**PROBLEM TO WORK ON:** Where does the string "credit" appear in the records? Copy every line that contains it.

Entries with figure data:
▼

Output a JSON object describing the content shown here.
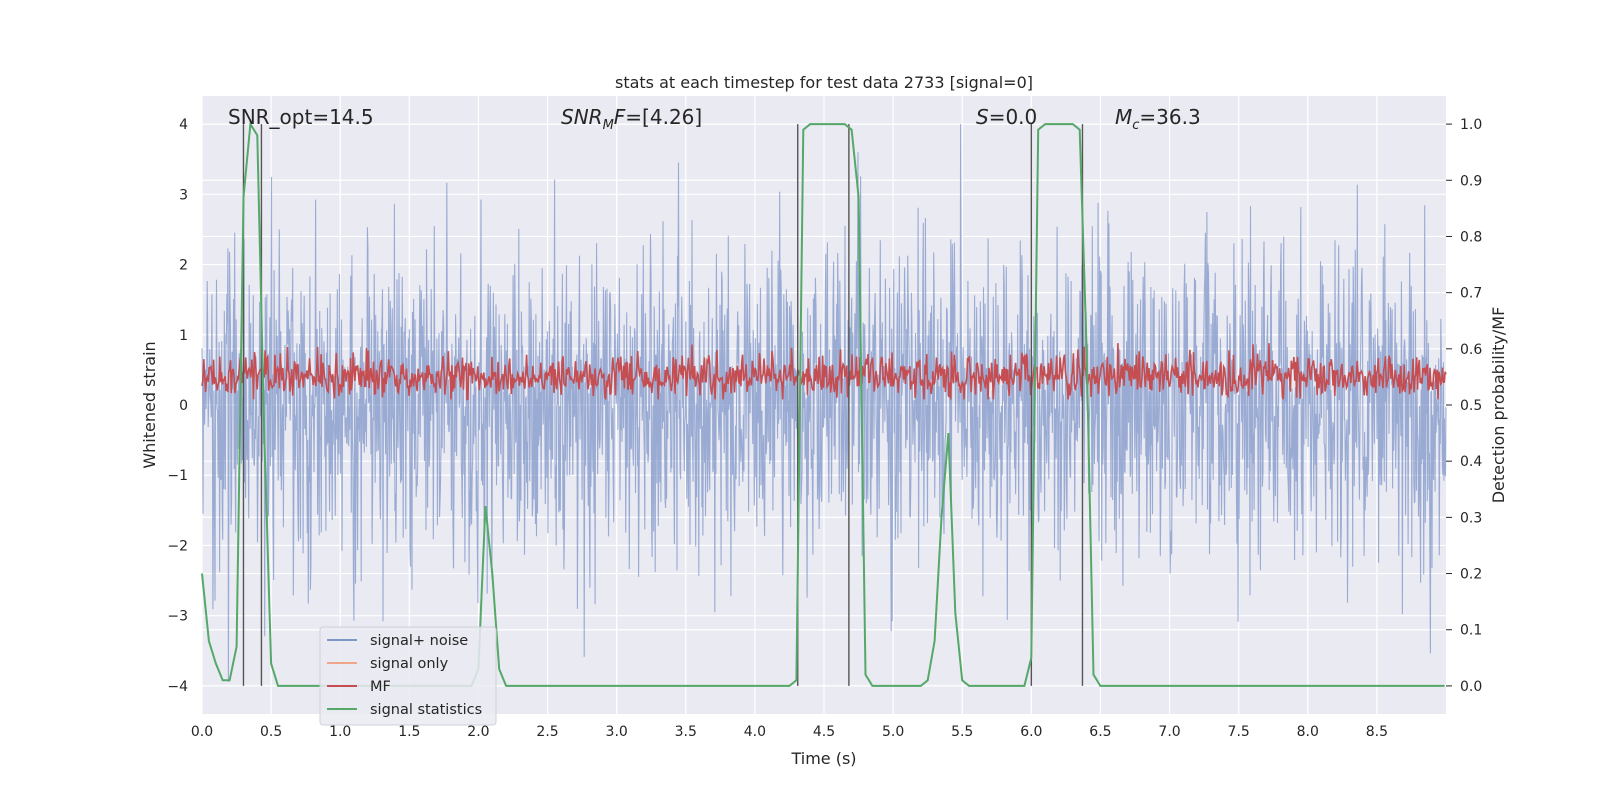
{
  "chart_data": {
    "type": "line",
    "title": "stats at each timestep for test data 2733 [signal=0]",
    "xlabel": "Time (s)",
    "ylabel": "Whitened strain",
    "ylabel_right": "Detection probability/MF",
    "xlim": [
      0,
      9.0
    ],
    "ylim": [
      -4.4,
      4.4
    ],
    "ylim_right": [
      -0.05,
      1.05
    ],
    "x_ticks": [
      "0.0",
      "0.5",
      "1.0",
      "1.5",
      "2.0",
      "2.5",
      "3.0",
      "3.5",
      "4.0",
      "4.5",
      "5.0",
      "5.5",
      "6.0",
      "6.5",
      "7.0",
      "7.5",
      "8.0",
      "8.5"
    ],
    "y_ticks": [
      "−4",
      "−3",
      "−2",
      "−1",
      "0",
      "1",
      "2",
      "3",
      "4"
    ],
    "y_ticks_right": [
      "0.0",
      "0.1",
      "0.2",
      "0.3",
      "0.4",
      "0.5",
      "0.6",
      "0.7",
      "0.8",
      "0.9",
      "1.0"
    ],
    "grid": true,
    "legend_position": "lower-left",
    "annotations": {
      "snr_opt": "SNR_opt=14.5",
      "snr_mf_italic": "SNR",
      "snr_mf_sub": "M",
      "snr_mf_rest_italic": "F",
      "snr_mf_value": "=[4.26]",
      "s_italic": "S",
      "s_value": "=0.0",
      "mc_italic": "M",
      "mc_sub": "c",
      "mc_value": "=36.3"
    },
    "vertical_lines": [
      0.3,
      0.43,
      4.31,
      4.68,
      6.0,
      6.37
    ],
    "series": [
      {
        "name": "signal+ noise",
        "color": "#7f96c8",
        "axis": "left",
        "envelope": {
          "typical_abs": 1.8,
          "max": 4.0,
          "min": -4.0
        }
      },
      {
        "name": "signal only",
        "color": "#eea78b",
        "axis": "left",
        "values": []
      },
      {
        "name": "MF",
        "color": "#c44e52",
        "axis": "right",
        "envelope": {
          "mean": 0.55,
          "min": 0.51,
          "max": 0.61
        }
      },
      {
        "name": "signal statistics",
        "color": "#55a868",
        "axis": "right",
        "x": [
          0.0,
          0.05,
          0.1,
          0.15,
          0.2,
          0.25,
          0.3,
          0.35,
          0.4,
          0.45,
          0.5,
          0.55,
          0.6,
          1.9,
          1.95,
          2.0,
          2.05,
          2.1,
          2.15,
          2.2,
          2.3,
          2.4,
          4.25,
          4.3,
          4.35,
          4.4,
          4.45,
          4.5,
          4.55,
          4.6,
          4.65,
          4.7,
          4.75,
          4.8,
          4.85,
          4.9,
          5.2,
          5.25,
          5.3,
          5.35,
          5.4,
          5.45,
          5.5,
          5.55,
          5.65,
          5.95,
          6.0,
          6.05,
          6.1,
          6.15,
          6.2,
          6.25,
          6.3,
          6.35,
          6.4,
          6.45,
          6.5,
          6.55,
          6.6,
          8.99
        ],
        "y": [
          0.2,
          0.08,
          0.04,
          0.01,
          0.01,
          0.07,
          0.87,
          1.0,
          0.98,
          0.45,
          0.04,
          0.0,
          0.0,
          0.0,
          0.0,
          0.03,
          0.32,
          0.2,
          0.03,
          0.0,
          0.0,
          0.0,
          0.0,
          0.01,
          0.99,
          1.0,
          1.0,
          1.0,
          1.0,
          1.0,
          1.0,
          0.99,
          0.87,
          0.02,
          0.0,
          0.0,
          0.0,
          0.01,
          0.08,
          0.3,
          0.45,
          0.13,
          0.01,
          0.0,
          0.0,
          0.0,
          0.05,
          0.99,
          1.0,
          1.0,
          1.0,
          1.0,
          1.0,
          0.99,
          0.6,
          0.02,
          0.0,
          0.0,
          0.0,
          0.0
        ]
      }
    ]
  }
}
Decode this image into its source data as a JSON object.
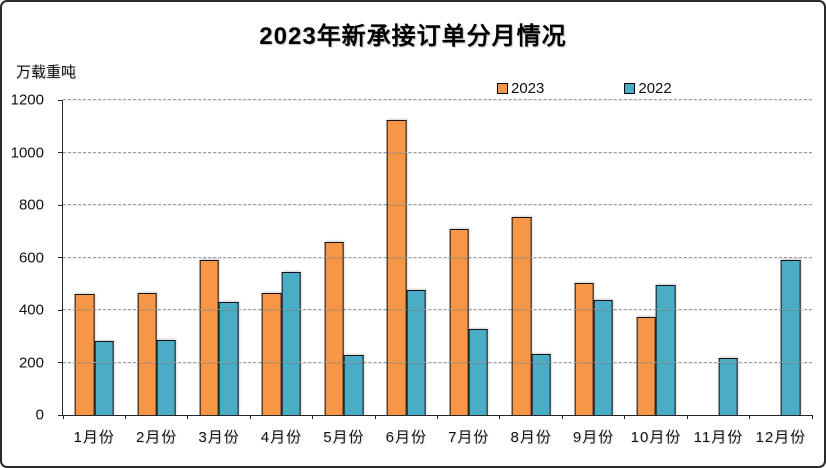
{
  "title": "2023年新承接订单分月情况",
  "y_axis": {
    "unit_label": "万载重吨",
    "ticks": [
      0,
      200,
      400,
      600,
      800,
      1000,
      1200
    ]
  },
  "legend": {
    "items": [
      {
        "label": "2023",
        "color": "#F79646"
      },
      {
        "label": "2022",
        "color": "#4BACC6"
      }
    ]
  },
  "chart_data": {
    "type": "bar",
    "title": "2023年新承接订单分月情况",
    "ylabel": "万载重吨",
    "ylim": [
      0,
      1200
    ],
    "yticks": [
      0,
      200,
      400,
      600,
      800,
      1000,
      1200
    ],
    "grid": true,
    "legend_position": "top",
    "categories": [
      "1月份",
      "2月份",
      "3月份",
      "4月份",
      "5月份",
      "6月份",
      "7月份",
      "8月份",
      "9月份",
      "10月份",
      "11月份",
      "12月份"
    ],
    "series": [
      {
        "name": "2023",
        "color": "#F79646",
        "values": [
          461,
          464,
          592,
          466,
          659,
          1125,
          708,
          754,
          502,
          372,
          null,
          null
        ]
      },
      {
        "name": "2022",
        "color": "#4BACC6",
        "values": [
          281,
          284,
          429,
          545,
          230,
          478,
          326,
          232,
          438,
          495,
          219,
          591
        ]
      }
    ]
  }
}
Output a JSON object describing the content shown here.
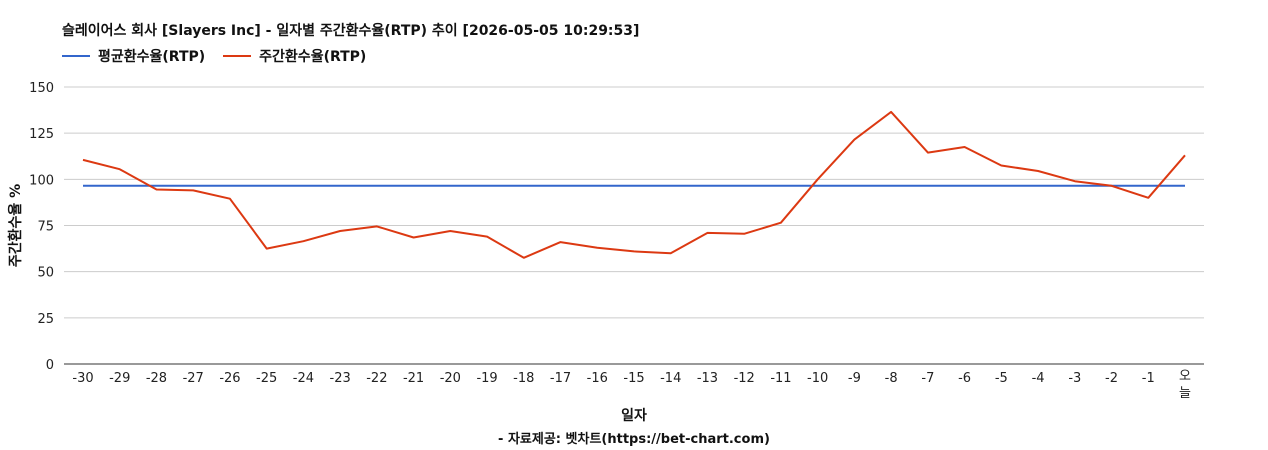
{
  "chart_data": {
    "type": "line",
    "title": "슬레이어스 회사 [Slayers Inc] - 일자별 주간환수율(RTP) 추이 [2026-05-05 10:29:53]",
    "xlabel": "일자",
    "ylabel": "주간환수율 %",
    "credit": "- 자료제공: 벳차트(https://bet-chart.com)",
    "ylim": [
      0,
      150
    ],
    "yticks": [
      0,
      25,
      50,
      75,
      100,
      125,
      150
    ],
    "grid": true,
    "legend_position": "top-left",
    "categories": [
      "-30",
      "-29",
      "-28",
      "-27",
      "-26",
      "-25",
      "-24",
      "-23",
      "-22",
      "-21",
      "-20",
      "-19",
      "-18",
      "-17",
      "-16",
      "-15",
      "-14",
      "-13",
      "-12",
      "-11",
      "-10",
      "-9",
      "-8",
      "-7",
      "-6",
      "-5",
      "-4",
      "-3",
      "-2",
      "-1",
      "오늘"
    ],
    "series": [
      {
        "name": "평균환수율(RTP)",
        "color": "#3366cc",
        "values": [
          96.5,
          96.5,
          96.5,
          96.5,
          96.5,
          96.5,
          96.5,
          96.5,
          96.5,
          96.5,
          96.5,
          96.5,
          96.5,
          96.5,
          96.5,
          96.5,
          96.5,
          96.5,
          96.5,
          96.5,
          96.5,
          96.5,
          96.5,
          96.5,
          96.5,
          96.5,
          96.5,
          96.5,
          96.5,
          96.5,
          96.5
        ]
      },
      {
        "name": "주간환수율(RTP)",
        "color": "#dc3912",
        "values": [
          110.5,
          105.5,
          94.5,
          94,
          89.5,
          62.5,
          66.5,
          72,
          74.5,
          68.5,
          72,
          69,
          57.5,
          66,
          63,
          61,
          60,
          71,
          70.5,
          76.5,
          100,
          121.5,
          136.5,
          114.5,
          117.5,
          107.5,
          104.5,
          99,
          96.5,
          90,
          113
        ]
      }
    ]
  }
}
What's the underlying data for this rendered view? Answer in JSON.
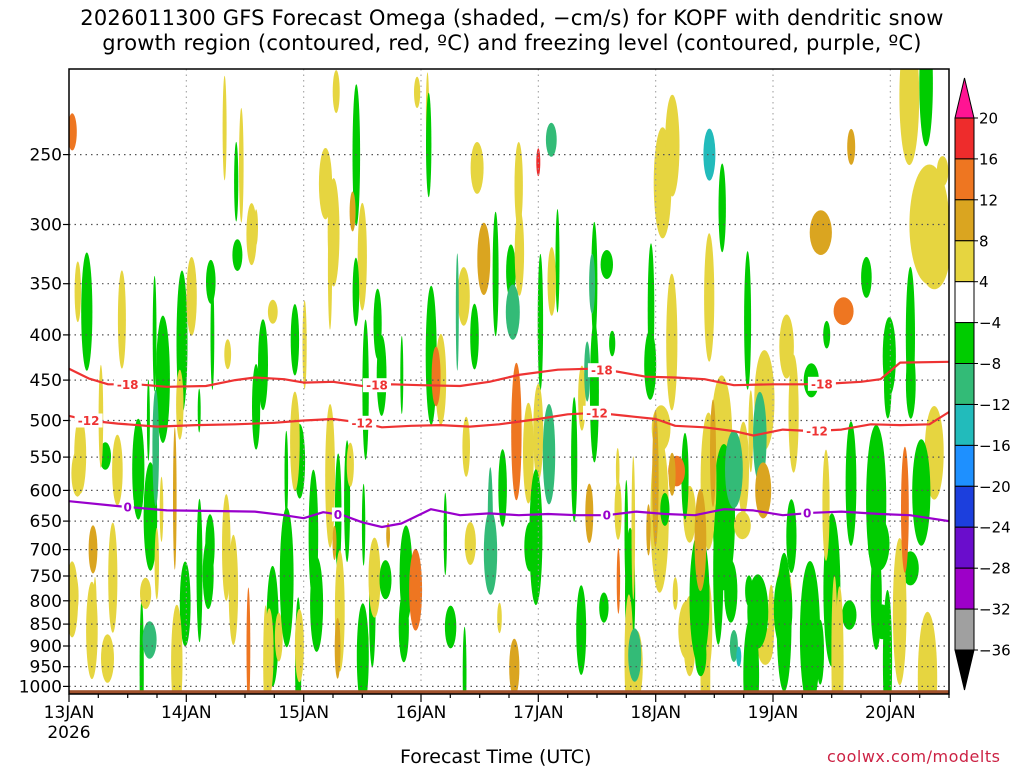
{
  "title_lines": [
    "2026011300 GFS Forecast Omega (shaded, −cm/s) for KOPF with dendritic snow",
    "growth region (contoured, red, ºC) and freezing level (contoured, purple, ºC)"
  ],
  "credit": "coolwx.com/modelts",
  "colors": {
    "dendritic_contour": "#ee3333",
    "freezing_contour": "#9900cc",
    "ground": "#a0522d"
  },
  "chart_data": {
    "type": "heatmap",
    "title": "2026011300 GFS Forecast Omega (shaded, −cm/s) for KOPF with dendritic snow growth region (contoured, red, ºC) and freezing level (contoured, purple, ºC)",
    "xlabel": "Forecast Time (UTC)",
    "ylabel": "",
    "x_ticks": [
      "13JAN",
      "14JAN",
      "15JAN",
      "16JAN",
      "17JAN",
      "18JAN",
      "19JAN",
      "20JAN"
    ],
    "x_tick_sublabel": "2026",
    "x_range_hours": [
      0,
      180
    ],
    "y_ticks": [
      250,
      300,
      350,
      400,
      450,
      500,
      550,
      600,
      650,
      700,
      750,
      800,
      850,
      900,
      950,
      1000
    ],
    "y_range_hpa": [
      200,
      1020
    ],
    "y_scale": "log-pressure",
    "grid": true,
    "colorbar": {
      "levels": [
        "20",
        "16",
        "12",
        "8",
        "4",
        "−4",
        "−8",
        "−12",
        "−16",
        "−20",
        "−24",
        "−28",
        "−32",
        "−36"
      ],
      "colors": [
        "#ff1493",
        "#ee2c2c",
        "#ee7621",
        "#daa520",
        "#e6d540",
        "#ffffff",
        "#00cc00",
        "#33bb77",
        "#22bbbb",
        "#1e90ff",
        "#1c3fdd",
        "#6a0dcc",
        "#9d00c8",
        "#a0a0a0",
        "#000000"
      ]
    },
    "contours": [
      {
        "name": "-18",
        "color": "#ee3333",
        "points": [
          [
            0,
            437
          ],
          [
            4,
            448
          ],
          [
            8,
            455
          ],
          [
            14,
            455
          ],
          [
            20,
            458
          ],
          [
            28,
            457
          ],
          [
            34,
            450
          ],
          [
            38,
            447
          ],
          [
            44,
            449
          ],
          [
            48,
            453
          ],
          [
            54,
            452
          ],
          [
            60,
            457
          ],
          [
            66,
            455
          ],
          [
            72,
            456
          ],
          [
            80,
            457
          ],
          [
            86,
            452
          ],
          [
            92,
            444
          ],
          [
            100,
            438
          ],
          [
            106,
            437
          ],
          [
            112,
            440
          ],
          [
            118,
            446
          ],
          [
            124,
            447
          ],
          [
            130,
            449
          ],
          [
            136,
            456
          ],
          [
            144,
            455
          ],
          [
            150,
            455
          ],
          [
            156,
            454
          ],
          [
            162,
            452
          ],
          [
            166,
            449
          ],
          [
            170,
            430
          ],
          [
            180,
            429
          ]
        ],
        "labels": [
          [
            12,
            "-18"
          ],
          [
            63,
            "-18"
          ],
          [
            109,
            "-18"
          ],
          [
            154,
            "-18"
          ]
        ]
      },
      {
        "name": "-12",
        "color": "#ee3333",
        "points": [
          [
            0,
            494
          ],
          [
            4,
            500
          ],
          [
            10,
            504
          ],
          [
            18,
            508
          ],
          [
            26,
            506
          ],
          [
            34,
            505
          ],
          [
            42,
            503
          ],
          [
            48,
            500
          ],
          [
            54,
            498
          ],
          [
            60,
            503
          ],
          [
            64,
            509
          ],
          [
            70,
            507
          ],
          [
            76,
            506
          ],
          [
            82,
            508
          ],
          [
            88,
            505
          ],
          [
            96,
            498
          ],
          [
            102,
            492
          ],
          [
            108,
            490
          ],
          [
            114,
            494
          ],
          [
            120,
            498
          ],
          [
            124,
            507
          ],
          [
            130,
            509
          ],
          [
            136,
            514
          ],
          [
            140,
            520
          ],
          [
            146,
            512
          ],
          [
            152,
            514
          ],
          [
            158,
            512
          ],
          [
            164,
            505
          ],
          [
            170,
            506
          ],
          [
            176,
            505
          ],
          [
            180,
            489
          ]
        ],
        "labels": [
          [
            4,
            "-12"
          ],
          [
            60,
            "-12"
          ],
          [
            108,
            "-12"
          ],
          [
            153,
            "-12"
          ]
        ]
      },
      {
        "name": "0",
        "color": "#9900cc",
        "points": [
          [
            0,
            617
          ],
          [
            10,
            625
          ],
          [
            20,
            632
          ],
          [
            30,
            633
          ],
          [
            38,
            634
          ],
          [
            44,
            640
          ],
          [
            48,
            645
          ],
          [
            52,
            635
          ],
          [
            56,
            640
          ],
          [
            60,
            652
          ],
          [
            64,
            660
          ],
          [
            68,
            654
          ],
          [
            74,
            630
          ],
          [
            80,
            640
          ],
          [
            86,
            637
          ],
          [
            92,
            640
          ],
          [
            98,
            638
          ],
          [
            104,
            640
          ],
          [
            110,
            640
          ],
          [
            116,
            634
          ],
          [
            122,
            638
          ],
          [
            128,
            640
          ],
          [
            134,
            630
          ],
          [
            140,
            632
          ],
          [
            146,
            640
          ],
          [
            152,
            636
          ],
          [
            158,
            634
          ],
          [
            166,
            638
          ],
          [
            172,
            640
          ],
          [
            180,
            650
          ]
        ],
        "labels": [
          [
            12,
            "0"
          ],
          [
            55,
            "0"
          ],
          [
            110,
            "0"
          ],
          [
            151,
            "0"
          ]
        ]
      }
    ],
    "ground_level_hpa": 1010
  }
}
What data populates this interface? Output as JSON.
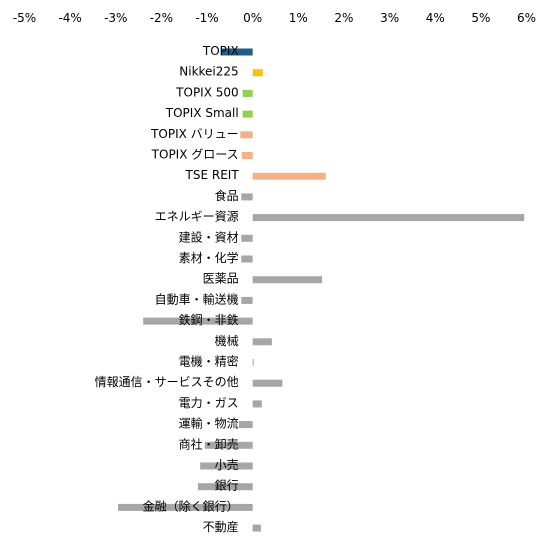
{
  "chart_data": {
    "type": "bar",
    "orientation": "horizontal",
    "title": "",
    "xlabel": "",
    "ylabel": "",
    "xlim": [
      -5,
      6
    ],
    "x_ticks": [
      "-5%",
      "-4%",
      "-3%",
      "-2%",
      "-1%",
      "0%",
      "1%",
      "2%",
      "3%",
      "4%",
      "5%",
      "6%"
    ],
    "x_tick_values": [
      -5,
      -4,
      -3,
      -2,
      -1,
      0,
      1,
      2,
      3,
      4,
      5,
      6
    ],
    "x_axis_position": "top",
    "grid": false,
    "legend": "none",
    "categories": [
      "TOPIX",
      "Nikkei225",
      "TOPIX 500",
      "TOPIX Small",
      "TOPIX バリュー",
      "TOPIX グロース",
      "TSE REIT",
      "食品",
      "エネルギー資源",
      "建設・資材",
      "素材・化学",
      "医薬品",
      "自動車・輸送機",
      "鉄鋼・非鉄",
      "機械",
      "電機・精密",
      "情報通信・サービスその他",
      "電力・ガス",
      "運輸・物流",
      "商社・卸売",
      "小売",
      "銀行",
      "金融（除く銀行）",
      "不動産"
    ],
    "values": [
      -0.7,
      0.22,
      -0.22,
      -0.22,
      -0.27,
      -0.24,
      1.6,
      -0.25,
      5.95,
      -0.25,
      -0.25,
      1.52,
      -0.25,
      -2.4,
      0.42,
      0.02,
      0.65,
      0.2,
      -0.3,
      -1.05,
      -1.15,
      -1.2,
      -2.95,
      0.18
    ],
    "colors": [
      "#1f5f8b",
      "#ffc000",
      "#92d050",
      "#92d050",
      "#f4b183",
      "#f4b183",
      "#f4b183",
      "#a6a6a6",
      "#a6a6a6",
      "#a6a6a6",
      "#a6a6a6",
      "#a6a6a6",
      "#a6a6a6",
      "#a6a6a6",
      "#a6a6a6",
      "#a6a6a6",
      "#a6a6a6",
      "#a6a6a6",
      "#a6a6a6",
      "#a6a6a6",
      "#a6a6a6",
      "#a6a6a6",
      "#a6a6a6",
      "#a6a6a6"
    ]
  }
}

▲

**SOLUTION:**
    "credit": "- 자료제공: 벳차트(https://bet-chart.com)",
  "credit": "coolwx.com/modelts",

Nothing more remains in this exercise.